[INSTRUCTION] Below is a block of records; return all of them exactly, but without the images.

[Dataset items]
>>
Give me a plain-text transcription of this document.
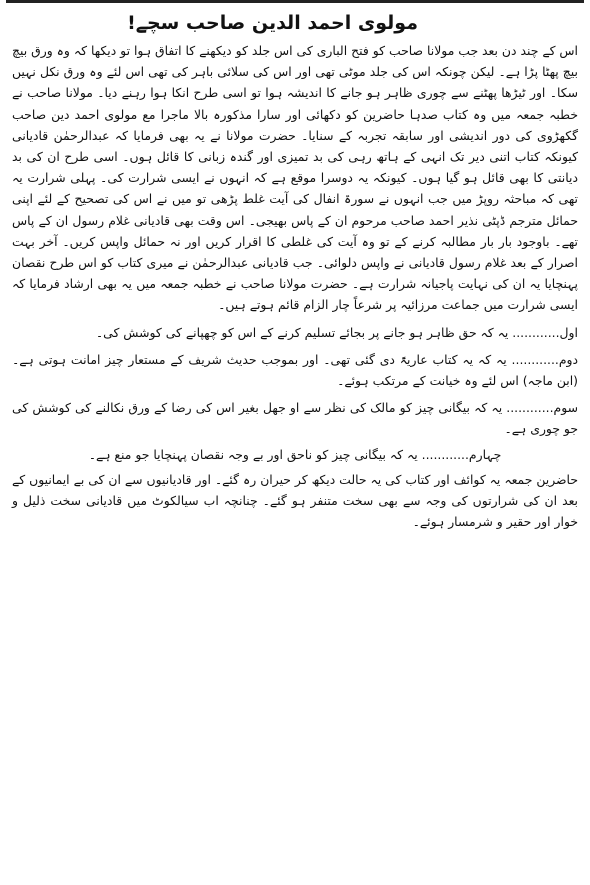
مولوی احمد الدین صاحب سچے!

اس کے چند دن بعد جب مولانا صاحب کو فتح الباری کی اس جلد کو دیکھنے کا اتفاق ہوا تو دیکھا کہ وہ ورق بیچ بیچ پھٹا پڑا ہے۔ لیکن چونکہ اس کی جلد موٹی تھی اور اس کی سلائی باہر کی تھی اس لئے وہ ورق نکل نہیں سکا۔ اور ٹیڑھا پھٹنے سے چوری ظاہر ہو جانے کا اندیشہ ہوا تو اسی طرح انکا ہوا رہنے دیا۔ مولانا صاحب نے خطبہ جمعہ میں وہ کتاب صدہا حاضرین کو دکھائی اور سارا مذکورہ بالا ماجرا مع مولوی احمد دین صاحب گکھڑوی کی دور اندیشی اور سابقہ تجربہ کے سنایا۔ حضرت مولانا نے یہ بھی فرمایا کہ عبدالرحمٰن قادیانی کیونکہ کتاب اتنی دیر تک انہی کے ہاتھ رہی کی بد تمیزی اور گندہ زبانی کا قائل ہوں۔ اسی طرح ان کی بد دیانتی کا بھی قائل ہو گیا ہوں۔ کیونکہ یہ دوسرا موقع ہے کہ انہوں نے ایسی شرارت کی۔ پہلی شرارت یہ تھی کہ مباحثہ روپڑ میں جب انہوں نے سورۃ انفال کی آیت غلط پڑھی تو میں نے اس کی تصحیح کے لئے اپنی حمائل مترجم ڈپٹی نذیر احمد صاحب مرحوم ان کے پاس بھیجی۔ اس وقت بھی قادیانی غلام رسول ان کے پاس تھے۔ باوجود بار بار مطالبہ کرنے کے تو وہ آیت کی غلطی کا اقرار کریں اور نہ حمائل واپس کریں۔ آخر بہت اصرار کے بعد غلام رسول قادیانی نے واپس دلوائی۔ جب قادیانی عبدالرحمٰن نے میری کتاب کو اس طرح نقصان پہنچایا یہ ان کی نہایت پاجیانہ شرارت ہے۔ حضرت مولانا صاحب نے خطبہ جمعہ میں یہ بھی ارشاد فرمایا کہ ایسی شرارت میں جماعت مرزائیہ پر شرعاً چار الزام قائم ہوتے ہیں۔

اول............ یہ کہ حق ظاہر ہو جانے پر بجائے تسلیم کرنے کے اس کو چھپانے کی کوشش کی۔

دوم............ یہ کہ یہ کتاب عاریۃً دی گئی تھی۔ اور بموجب حدیث شریف کے مستعار چیز امانت ہوتی ہے۔ (ابن ماجہ) اس لئے وہ خیانت کے مرتکب ہوئے۔

سوم............ یہ کہ بیگانی چیز کو مالک کی نظر سے او جھل بغیر اس کی رضا کے ورق نکالنے کی کوشش کی جو چوری ہے۔

چہارم............ یہ کہ بیگانی چیز کو ناحق اور بے وجہ نقصان پہنچایا جو منع ہے۔

حاضرین جمعہ یہ کوائف اور کتاب کی یہ حالت دیکھ کر حیران رہ گئے۔ اور قادیانیوں سے ان کی بے ایمانیوں کے بعد ان کی شرارتوں کی وجہ سے بھی سخت متنفر ہو گئے۔ چنانچہ اب سیالکوٹ میں قادیانی سخت ذلیل و خوار اور حقیر و شرمسار ہوئے۔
<<
[ANSWER TO THE PROBLEM]
Give me a plain-text transcription of this document.
مولوی احمد الدین صاحب سچے!

اس کے چند دن بعد جب مولانا صاحب کو فتح الباری کی اس جلد کو دیکھنے کا اتفاق ہوا تو دیکھا کہ وہ ورق بیچ بیچ پھٹا پڑا ہے۔ لیکن چونکہ اس کی جلد موٹی تھی اور اس کی سلائی باہر کی تھی اس لئے وہ ورق نکل نہیں سکا۔ اور ٹیڑھا پھٹنے سے چوری ظاہر ہو جانے کا اندیشہ ہوا تو اسی طرح انکا ہوا رہنے دیا۔ مولانا صاحب نے خطبہ جمعہ میں وہ کتاب صدہا حاضرین کو دکھائی اور سارا مذکورہ بالا ماجرا مع مولوی احمد دین صاحب گکھڑوی کی دور اندیشی اور سابقہ تجربہ کے سنایا۔ حضرت مولانا نے یہ بھی فرمایا کہ عبدالرحمٰن قادیانی کیونکہ کتاب اتنی دیر تک انہی کے ہاتھ رہی کی بد تمیزی اور گندہ زبانی کا قائل ہوں۔ اسی طرح ان کی بد دیانتی کا بھی قائل ہو گیا ہوں۔ کیونکہ یہ دوسرا موقع ہے کہ انہوں نے ایسی شرارت کی۔ پہلی شرارت یہ تھی کہ مباحثہ روپڑ میں جب انہوں نے سورۃ انفال کی آیت غلط پڑھی تو میں نے اس کی تصحیح کے لئے اپنی حمائل مترجم ڈپٹی نذیر احمد صاحب مرحوم ان کے پاس بھیجی۔ اس وقت بھی قادیانی غلام رسول ان کے پاس تھے۔ باوجود بار بار مطالبہ کرنے کے تو وہ آیت کی غلطی کا اقرار کریں اور نہ حمائل واپس کریں۔ آخر بہت اصرار کے بعد غلام رسول قادیانی نے واپس دلوائی۔ جب قادیانی عبدالرحمٰن نے میری کتاب کو اس طرح نقصان پہنچایا یہ ان کی نہایت پاجیانہ شرارت ہے۔ حضرت مولانا صاحب نے خطبہ جمعہ میں یہ بھی ارشاد فرمایا کہ ایسی شرارت میں جماعت مرزائیہ پر شرعاً چار الزام قائم ہوتے ہیں۔

اول............ یہ کہ حق ظاہر ہو جانے پر بجائے تسلیم کرنے کے اس کو چھپانے کی کوشش کی۔

دوم............ یہ کہ یہ کتاب عاریۃً دی گئی تھی۔ اور بموجب حدیث شریف کے مستعار چیز امانت ہوتی ہے۔ (ابن ماجہ) اس لئے وہ خیانت کے مرتکب ہوئے۔

سوم............ یہ کہ بیگانی چیز کو مالک کی نظر سے او جھل بغیر اس کی رضا کے ورق نکالنے کی کوشش کی جو چوری ہے۔

چہارم............ یہ کہ بیگانی چیز کو ناحق اور بے وجہ نقصان پہنچایا جو منع ہے۔

حاضرین جمعہ یہ کوائف اور کتاب کی یہ حالت دیکھ کر حیران رہ گئے۔ اور قادیانیوں سے ان کی بے ایمانیوں کے بعد ان کی شرارتوں کی وجہ سے بھی سخت متنفر ہو گئے۔ چنانچہ اب سیالکوٹ میں قادیانی سخت ذلیل و خوار اور حقیر و شرمسار ہوئے۔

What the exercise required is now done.